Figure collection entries
_ _ _
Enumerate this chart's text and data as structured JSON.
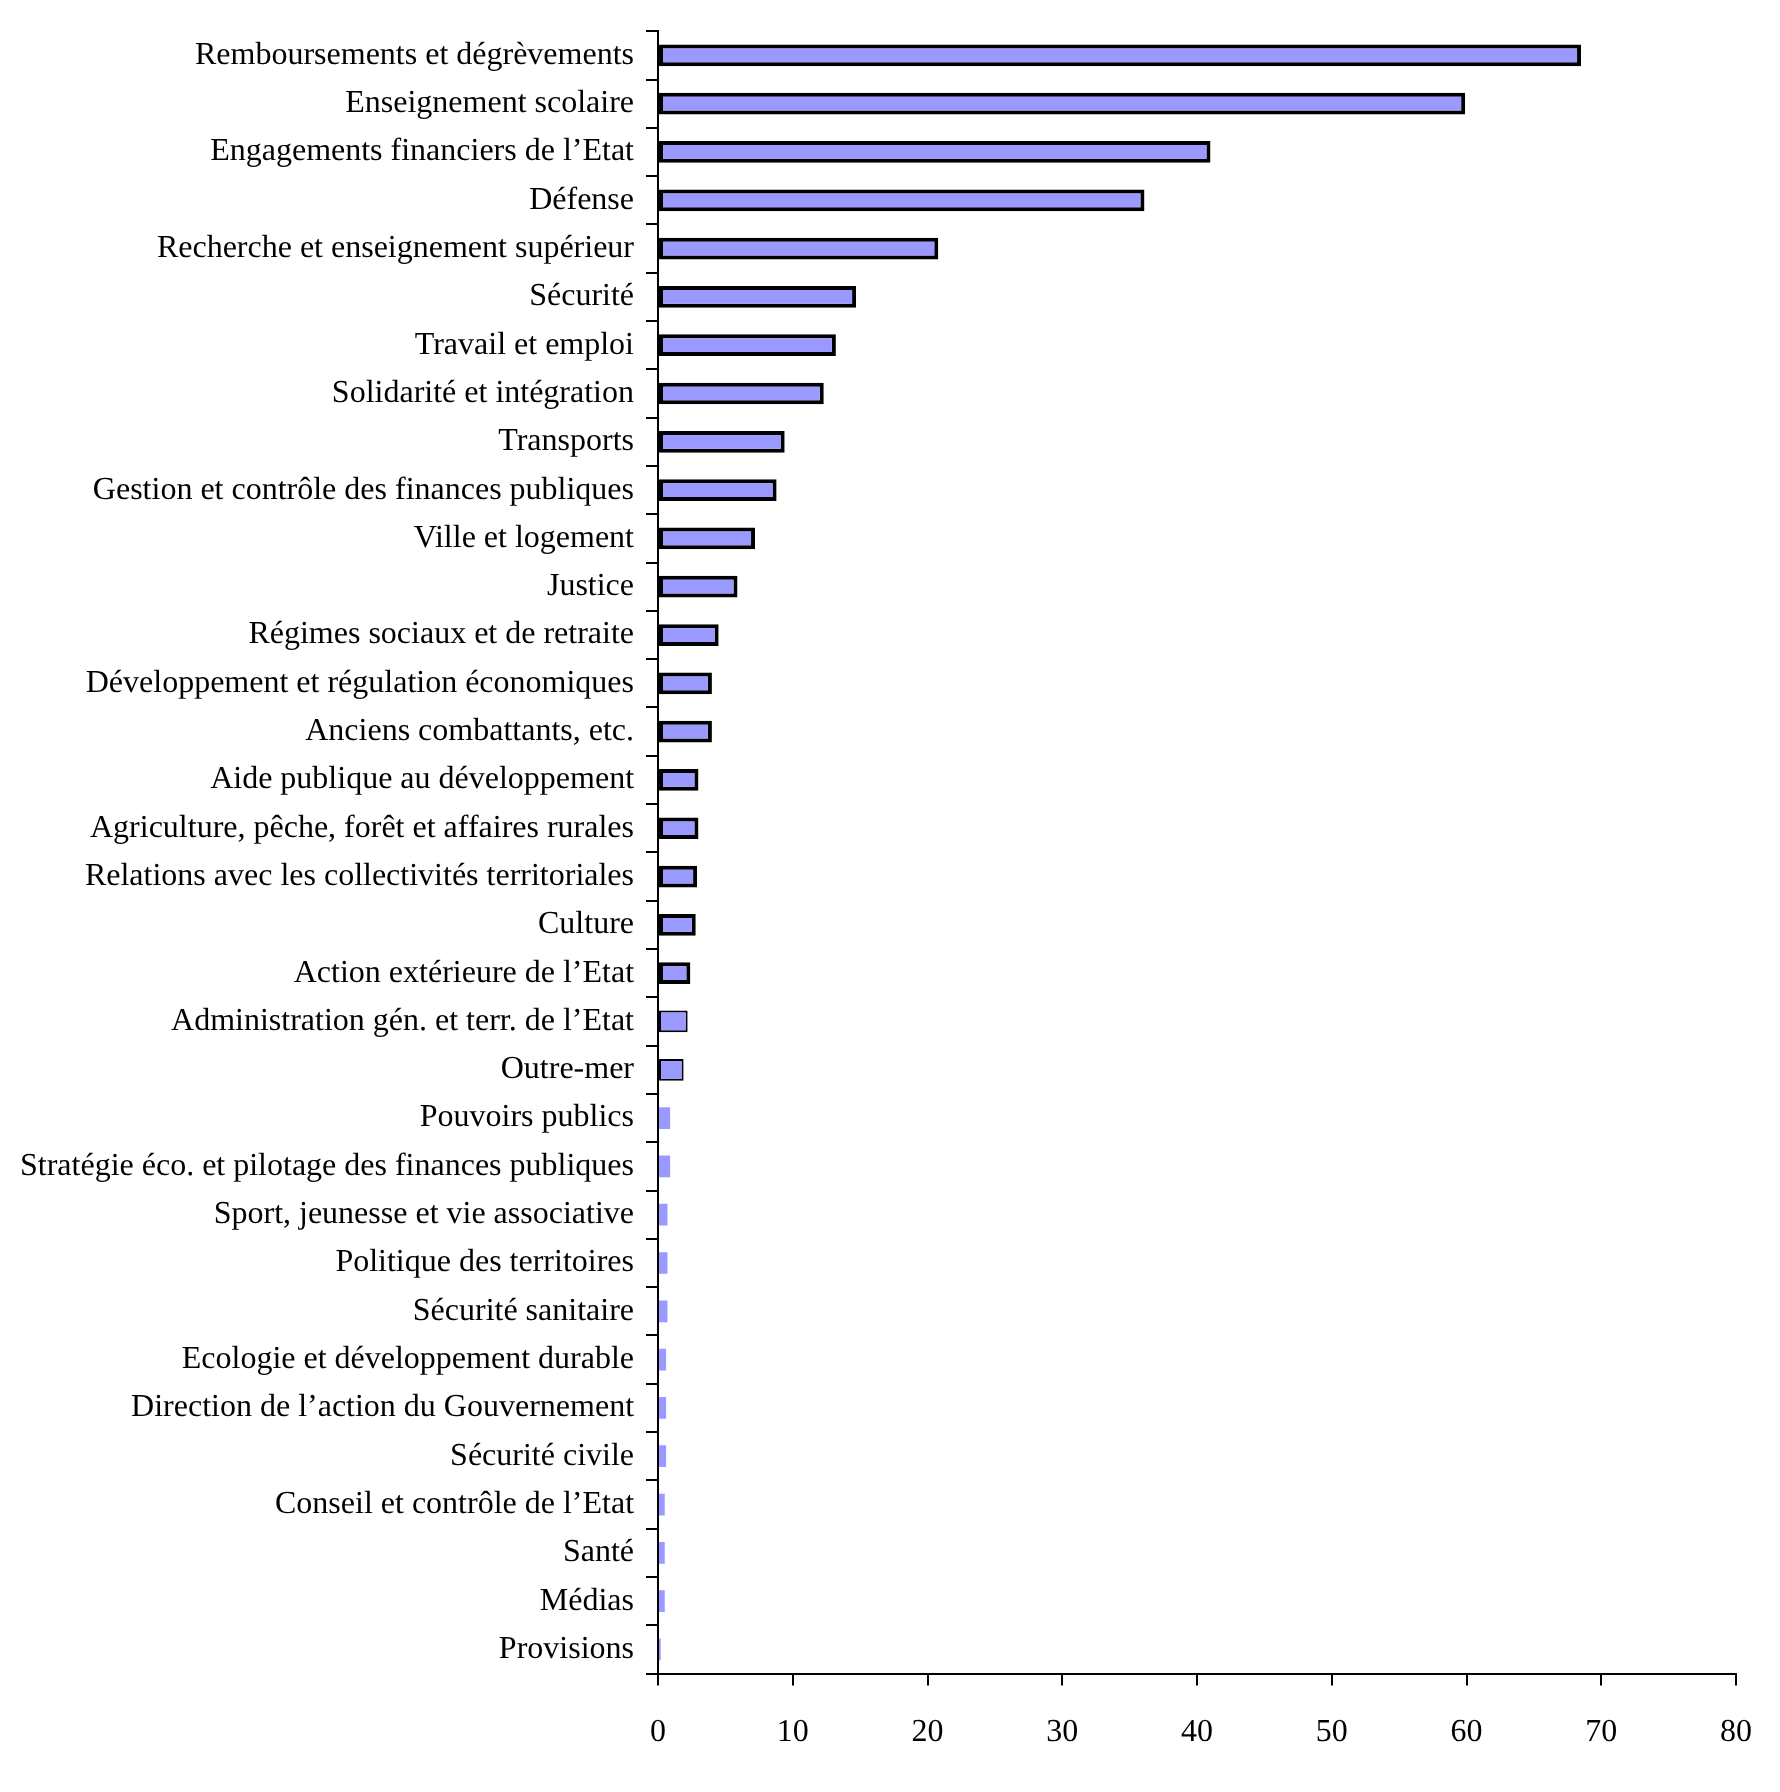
{
  "chart_data": {
    "type": "bar",
    "orientation": "horizontal",
    "grid": false,
    "legend": false,
    "color": "#9999ff",
    "categories": [
      "Remboursements et dégrèvements",
      "Enseignement scolaire",
      "Engagements financiers de l’Etat",
      "Défense",
      "Recherche et enseignement supérieur",
      "Sécurité",
      "Travail et emploi",
      "Solidarité et intégration",
      "Transports",
      "Gestion et contrôle des finances publiques",
      "Ville et logement",
      "Justice",
      "Régimes sociaux et de retraite",
      "Développement et régulation économiques",
      "Anciens combattants, etc.",
      "Aide publique au développement",
      "Agriculture, pêche, forêt et affaires rurales",
      "Relations avec les collectivités territoriales",
      "Culture",
      "Action extérieure de l’Etat",
      "Administration gén. et terr. de l’Etat",
      "Outre-mer",
      "Pouvoirs publics",
      "Stratégie éco. et pilotage des finances publiques",
      "Sport, jeunesse et vie associative",
      "Politique des territoires",
      "Sécurité sanitaire",
      "Ecologie et développement durable",
      "Direction de l’action du Gouvernement",
      "Sécurité civile",
      "Conseil et contrôle de l’Etat",
      "Santé",
      "Médias",
      "Provisions"
    ],
    "values": [
      68.5,
      59.9,
      41.0,
      36.1,
      20.8,
      14.7,
      13.2,
      12.3,
      9.4,
      8.8,
      7.2,
      5.9,
      4.5,
      4.0,
      4.0,
      3.0,
      3.0,
      2.9,
      2.8,
      2.4,
      2.2,
      1.9,
      0.9,
      0.9,
      0.7,
      0.7,
      0.7,
      0.6,
      0.6,
      0.6,
      0.5,
      0.5,
      0.5,
      0.2
    ],
    "xlim": [
      0,
      80
    ],
    "xticks": [
      0,
      10,
      20,
      30,
      40,
      50,
      60,
      70,
      80
    ]
  }
}
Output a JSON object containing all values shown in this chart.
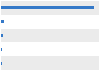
{
  "values": [
    920000,
    28000,
    20000,
    14000,
    8000
  ],
  "bar_color": "#3579c8",
  "background_color": "#ffffff",
  "band_colors": [
    "#ebebeb",
    "#ffffff",
    "#ebebeb",
    "#ffffff",
    "#ebebeb",
    "#ffffff"
  ],
  "figsize": [
    1.0,
    0.71
  ],
  "dpi": 100
}
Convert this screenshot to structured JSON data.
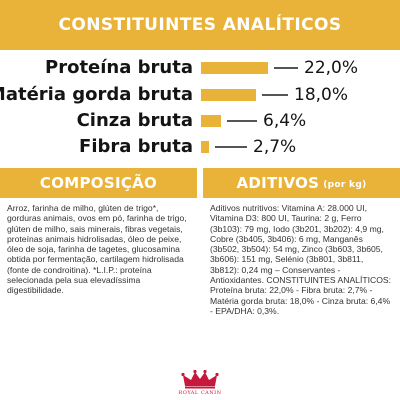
{
  "header": {
    "title": "CONSTITUINTES ANALÍTICOS"
  },
  "nutrients": [
    {
      "label": "Proteína bruta",
      "value": "22,0%",
      "percent": 22.0
    },
    {
      "label": "Matéria gorda bruta",
      "value": "18,0%",
      "percent": 18.0
    },
    {
      "label": "Cinza bruta",
      "value": "6,4%",
      "percent": 6.4
    },
    {
      "label": "Fibra bruta",
      "value": "2,7%",
      "percent": 2.7
    }
  ],
  "composicao": {
    "title": "COMPOSIÇÃO",
    "text": "Arroz, farinha de milho, glúten de trigo*, gorduras animais, ovos em pó, farinha de trigo, glúten de milho, sais minerais, fibras vegetais, proteínas animais hidrolisadas, óleo de peixe, óleo de soja, farinha de tagetes, glucosamina obtida por fermentação, cartilagem hidrolisada (fonte de condroitina). *L.I.P.: proteína selecionada pela sua elevadíssima digestibilidade."
  },
  "aditivos": {
    "title": "ADITIVOS",
    "unit": "(por kg)",
    "text": "Aditivos nutritivos: Vitamina A: 28.000 UI, Vitamina D3: 800 UI, Taurina: 2 g, Ferro (3b103): 79 mg, Iodo (3b201, 3b202): 4,9 mg, Cobre (3b405, 3b406): 6 mg, Manganês (3b502, 3b504): 54 mg, Zinco (3b603, 3b605, 3b606): 151 mg, Selénio (3b801, 3b811, 3b812): 0,24 mg – Conservantes - Antioxidantes. CONSTITUINTES ANALÍTICOS: Proteína bruta: 22,0% - Fibra bruta: 2,7% - Matéria gorda bruta: 18,0% - Cinza bruta: 6,4% - EPA/DHA: 0,3%."
  },
  "brand": {
    "logo_text": "ROYAL CANIN"
  },
  "colors": {
    "accent": "#e9b33a",
    "brand_red": "#c6193b",
    "text": "#141414"
  }
}
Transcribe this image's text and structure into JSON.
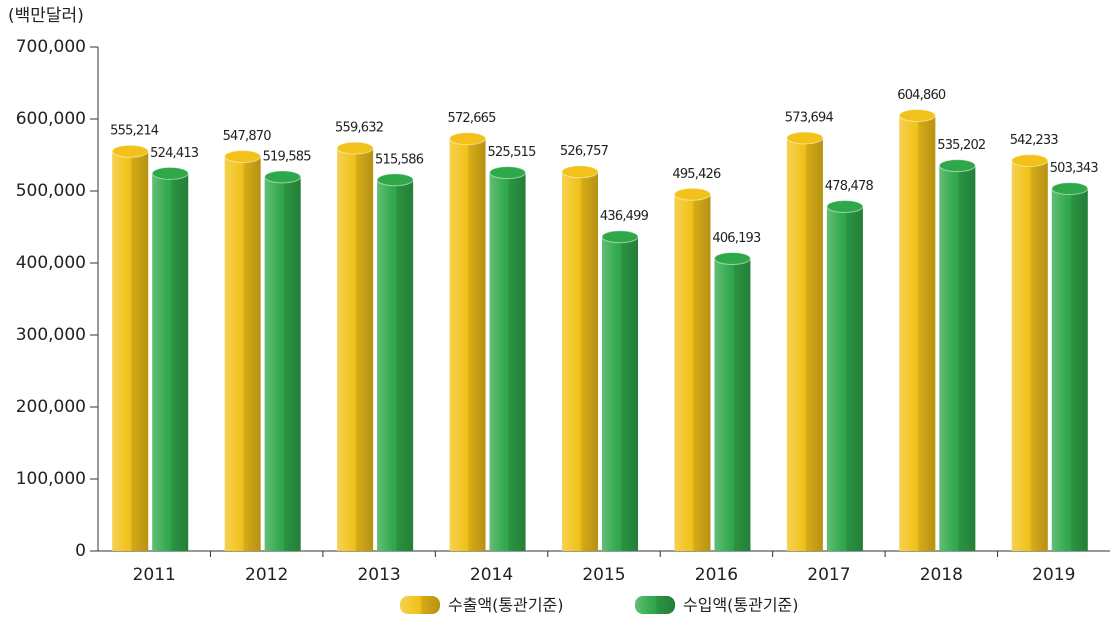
{
  "chart_data": {
    "type": "bar",
    "y_label": "(백만달러)",
    "categories": [
      "2011",
      "2012",
      "2013",
      "2014",
      "2015",
      "2016",
      "2017",
      "2018",
      "2019"
    ],
    "series": [
      {
        "name": "수출액(통관기준)",
        "color": "#f2c21a",
        "values": [
          555214,
          547870,
          559632,
          572665,
          526757,
          495426,
          573694,
          604860,
          542233
        ],
        "value_labels": [
          "555,214",
          "547,870",
          "559,632",
          "572,665",
          "526,757",
          "495,426",
          "573,694",
          "604,860",
          "542,233"
        ]
      },
      {
        "name": "수입액(통관기준)",
        "color": "#2fa84a",
        "values": [
          524413,
          519585,
          515586,
          525515,
          436499,
          406193,
          478478,
          535202,
          503343
        ],
        "value_labels": [
          "524,413",
          "519,585",
          "515,586",
          "525,515",
          "436,499",
          "406,193",
          "478,478",
          "535,202",
          "503,343"
        ]
      }
    ],
    "ylim": [
      0,
      700000
    ],
    "yticks": [
      0,
      {
        "value": 100000,
        "label": "100,000"
      },
      {
        "value": 200000,
        "label": "200,000"
      },
      {
        "value": 300000,
        "label": "300,000"
      },
      {
        "value": 400000,
        "label": "400,000"
      },
      {
        "value": 500000,
        "label": "500,000"
      },
      {
        "value": 600000,
        "label": "600,000"
      },
      {
        "value": 700000,
        "label": "700,000"
      }
    ]
  }
}
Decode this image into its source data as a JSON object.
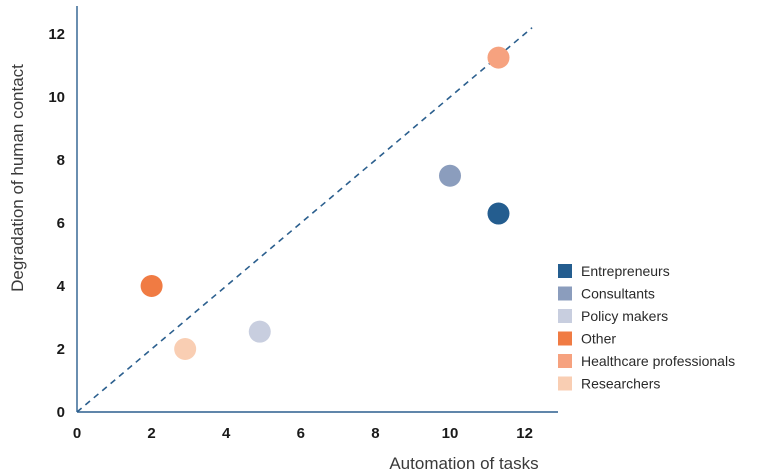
{
  "chart_data": {
    "type": "scatter",
    "title": "",
    "xlabel": "Automation of tasks",
    "ylabel": "Degradation of human contact",
    "xlim": [
      0,
      13
    ],
    "ylim": [
      0,
      13
    ],
    "xticks": [
      0,
      2,
      4,
      6,
      8,
      10,
      12
    ],
    "yticks": [
      0,
      2,
      4,
      6,
      8,
      10,
      12
    ],
    "grid": false,
    "legend_position": "right",
    "reference_line": {
      "style": "dashed",
      "from": [
        0,
        0
      ],
      "to": [
        12.2,
        12.2
      ],
      "color": "#2b5f8e"
    },
    "series": [
      {
        "name": "Entrepreneurs",
        "color": "#245d8f",
        "points": [
          [
            11.3,
            6.3
          ]
        ]
      },
      {
        "name": "Consultants",
        "color": "#8b9dbd",
        "points": [
          [
            10.0,
            7.5
          ]
        ]
      },
      {
        "name": "Policy makers",
        "color": "#c8cedf",
        "points": [
          [
            4.9,
            2.55
          ]
        ]
      },
      {
        "name": "Other",
        "color": "#f07b43",
        "points": [
          [
            2.0,
            4.0
          ]
        ]
      },
      {
        "name": "Healthcare professionals",
        "color": "#f6a27f",
        "points": [
          [
            11.3,
            11.25
          ]
        ]
      },
      {
        "name": "Researchers",
        "color": "#f9ceb3",
        "points": [
          [
            2.9,
            2.0
          ]
        ]
      }
    ]
  }
}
_ _ _
REQUIREMENT
Repeat each entry exactly. Pictures do not belong in the copy.

EXPECTED ANSWER
Enumerate this chart's text and data as structured JSON.
{
  "chart_data": {
    "type": "bar",
    "orientation": "horizontal",
    "grid": false,
    "legend": false,
    "color": "#9999ff",
    "categories": [
      "Remboursements et dégrèvements",
      "Enseignement scolaire",
      "Engagements financiers de l’Etat",
      "Défense",
      "Recherche et enseignement supérieur",
      "Sécurité",
      "Travail et emploi",
      "Solidarité et intégration",
      "Transports",
      "Gestion et contrôle des finances publiques",
      "Ville et logement",
      "Justice",
      "Régimes sociaux et de retraite",
      "Développement et régulation économiques",
      "Anciens combattants, etc.",
      "Aide publique au développement",
      "Agriculture, pêche, forêt et affaires rurales",
      "Relations avec les collectivités territoriales",
      "Culture",
      "Action extérieure de l’Etat",
      "Administration gén. et terr. de l’Etat",
      "Outre-mer",
      "Pouvoirs publics",
      "Stratégie éco. et pilotage des finances publiques",
      "Sport, jeunesse et vie associative",
      "Politique des territoires",
      "Sécurité sanitaire",
      "Ecologie et développement durable",
      "Direction de l’action du Gouvernement",
      "Sécurité civile",
      "Conseil et contrôle de l’Etat",
      "Santé",
      "Médias",
      "Provisions"
    ],
    "values": [
      68.5,
      59.9,
      41.0,
      36.1,
      20.8,
      14.7,
      13.2,
      12.3,
      9.4,
      8.8,
      7.2,
      5.9,
      4.5,
      4.0,
      4.0,
      3.0,
      3.0,
      2.9,
      2.8,
      2.4,
      2.2,
      1.9,
      0.9,
      0.9,
      0.7,
      0.7,
      0.7,
      0.6,
      0.6,
      0.6,
      0.5,
      0.5,
      0.5,
      0.2
    ],
    "xlim": [
      0,
      80
    ],
    "xticks": [
      0,
      10,
      20,
      30,
      40,
      50,
      60,
      70,
      80
    ]
  }
}
Output a JSON object containing all values shown in this chart.
{
  "values": [
    920000,
    28000,
    20000,
    14000,
    8000
  ],
  "bar_color": "#3579c8",
  "background_color": "#ffffff",
  "band_colors": [
    "#ebebeb",
    "#ffffff",
    "#ebebeb",
    "#ffffff",
    "#ebebeb",
    "#ffffff"
  ],
  "figsize": [
    1.0,
    0.71
  ],
  "dpi": 100
}
Convert this screenshot to structured JSON data.
{
  "header": {
    "title": "CONSTITUINTES ANALÍTICOS"
  },
  "nutrients": [
    {
      "label": "Proteína bruta",
      "value": "22,0%",
      "percent": 22.0
    },
    {
      "label": "Matéria gorda bruta",
      "value": "18,0%",
      "percent": 18.0
    },
    {
      "label": "Cinza bruta",
      "value": "6,4%",
      "percent": 6.4
    },
    {
      "label": "Fibra bruta",
      "value": "2,7%",
      "percent": 2.7
    }
  ],
  "composicao": {
    "title": "COMPOSIÇÃO",
    "text": "Arroz, farinha de milho, glúten de trigo*, gorduras animais, ovos em pó, farinha de trigo, glúten de milho, sais minerais, fibras vegetais, proteínas animais hidrolisadas, óleo de peixe, óleo de soja, farinha de tagetes, glucosamina obtida por fermentação, cartilagem hidrolisada (fonte de condroitina). *L.I.P.: proteína selecionada pela sua elevadíssima digestibilidade."
  },
  "aditivos": {
    "title": "ADITIVOS",
    "unit": "(por kg)",
    "text": "Aditivos nutritivos: Vitamina A: 28.000 UI, Vitamina D3: 800 UI, Taurina: 2 g, Ferro (3b103): 79 mg, Iodo (3b201, 3b202): 4,9 mg, Cobre (3b405, 3b406): 6 mg, Manganês (3b502, 3b504): 54 mg, Zinco (3b603, 3b605, 3b606): 151 mg, Selénio (3b801, 3b811, 3b812): 0,24 mg – Conservantes - Antioxidantes. CONSTITUINTES ANALÍTICOS: Proteína bruta: 22,0% - Fibra bruta: 2,7% - Matéria gorda bruta: 18,0% - Cinza bruta: 6,4% - EPA/DHA: 0,3%."
  },
  "brand": {
    "logo_text": "ROYAL CANIN"
  },
  "colors": {
    "accent": "#e9b33a",
    "brand_red": "#c6193b",
    "text": "#141414"
  }
}
Transcribe this image's text and structure into JSON.
{
  "chart_data": {
    "type": "bar",
    "y_label": "(백만달러)",
    "categories": [
      "2011",
      "2012",
      "2013",
      "2014",
      "2015",
      "2016",
      "2017",
      "2018",
      "2019"
    ],
    "series": [
      {
        "name": "수출액(통관기준)",
        "color": "#f2c21a",
        "values": [
          555214,
          547870,
          559632,
          572665,
          526757,
          495426,
          573694,
          604860,
          542233
        ],
        "value_labels": [
          "555,214",
          "547,870",
          "559,632",
          "572,665",
          "526,757",
          "495,426",
          "573,694",
          "604,860",
          "542,233"
        ]
      },
      {
        "name": "수입액(통관기준)",
        "color": "#2fa84a",
        "values": [
          524413,
          519585,
          515586,
          525515,
          436499,
          406193,
          478478,
          535202,
          503343
        ],
        "value_labels": [
          "524,413",
          "519,585",
          "515,586",
          "525,515",
          "436,499",
          "406,193",
          "478,478",
          "535,202",
          "503,343"
        ]
      }
    ],
    "ylim": [
      0,
      700000
    ],
    "yticks": [
      0,
      {
        "value": 100000,
        "label": "100,000"
      },
      {
        "value": 200000,
        "label": "200,000"
      },
      {
        "value": 300000,
        "label": "300,000"
      },
      {
        "value": 400000,
        "label": "400,000"
      },
      {
        "value": 500000,
        "label": "500,000"
      },
      {
        "value": 600000,
        "label": "600,000"
      },
      {
        "value": 700000,
        "label": "700,000"
      }
    ]
  }
}
Decode this image into its source data as a JSON object.
{
  "chart_data": {
    "type": "scatter",
    "title": "",
    "xlabel": "Automation of tasks",
    "ylabel": "Degradation of human contact",
    "xlim": [
      0,
      13
    ],
    "ylim": [
      0,
      13
    ],
    "xticks": [
      0,
      2,
      4,
      6,
      8,
      10,
      12
    ],
    "yticks": [
      0,
      2,
      4,
      6,
      8,
      10,
      12
    ],
    "grid": false,
    "legend_position": "right",
    "reference_line": {
      "style": "dashed",
      "from": [
        0,
        0
      ],
      "to": [
        12.2,
        12.2
      ],
      "color": "#2b5f8e"
    },
    "series": [
      {
        "name": "Entrepreneurs",
        "color": "#245d8f",
        "points": [
          [
            11.3,
            6.3
          ]
        ]
      },
      {
        "name": "Consultants",
        "color": "#8b9dbd",
        "points": [
          [
            10.0,
            7.5
          ]
        ]
      },
      {
        "name": "Policy makers",
        "color": "#c8cedf",
        "points": [
          [
            4.9,
            2.55
          ]
        ]
      },
      {
        "name": "Other",
        "color": "#f07b43",
        "points": [
          [
            2.0,
            4.0
          ]
        ]
      },
      {
        "name": "Healthcare professionals",
        "color": "#f6a27f",
        "points": [
          [
            11.3,
            11.25
          ]
        ]
      },
      {
        "name": "Researchers",
        "color": "#f9ceb3",
        "points": [
          [
            2.9,
            2.0
          ]
        ]
      }
    ]
  }
}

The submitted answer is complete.